**Task details:** Pull out every line of the material below that contains the word "axis", and copy each one in full.

**Records provided:**
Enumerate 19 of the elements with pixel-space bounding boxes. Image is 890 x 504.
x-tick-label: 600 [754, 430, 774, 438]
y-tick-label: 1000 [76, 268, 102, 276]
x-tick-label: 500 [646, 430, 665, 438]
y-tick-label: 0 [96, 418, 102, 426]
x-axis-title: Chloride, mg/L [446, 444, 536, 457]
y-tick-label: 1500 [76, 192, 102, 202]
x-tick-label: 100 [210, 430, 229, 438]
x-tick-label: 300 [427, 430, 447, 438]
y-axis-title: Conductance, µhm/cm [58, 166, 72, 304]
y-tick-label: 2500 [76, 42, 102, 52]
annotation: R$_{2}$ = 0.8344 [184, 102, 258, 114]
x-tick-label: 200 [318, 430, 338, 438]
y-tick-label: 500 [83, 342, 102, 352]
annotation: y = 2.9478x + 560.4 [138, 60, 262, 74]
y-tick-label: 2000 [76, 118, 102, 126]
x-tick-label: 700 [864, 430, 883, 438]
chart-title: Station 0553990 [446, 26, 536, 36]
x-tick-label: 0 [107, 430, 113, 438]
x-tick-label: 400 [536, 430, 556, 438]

**Correct result:**
x-axis-title: Chloride, mg/L [446, 444, 536, 457]
y-axis-title: Conductance, µhm/cm [58, 166, 72, 304]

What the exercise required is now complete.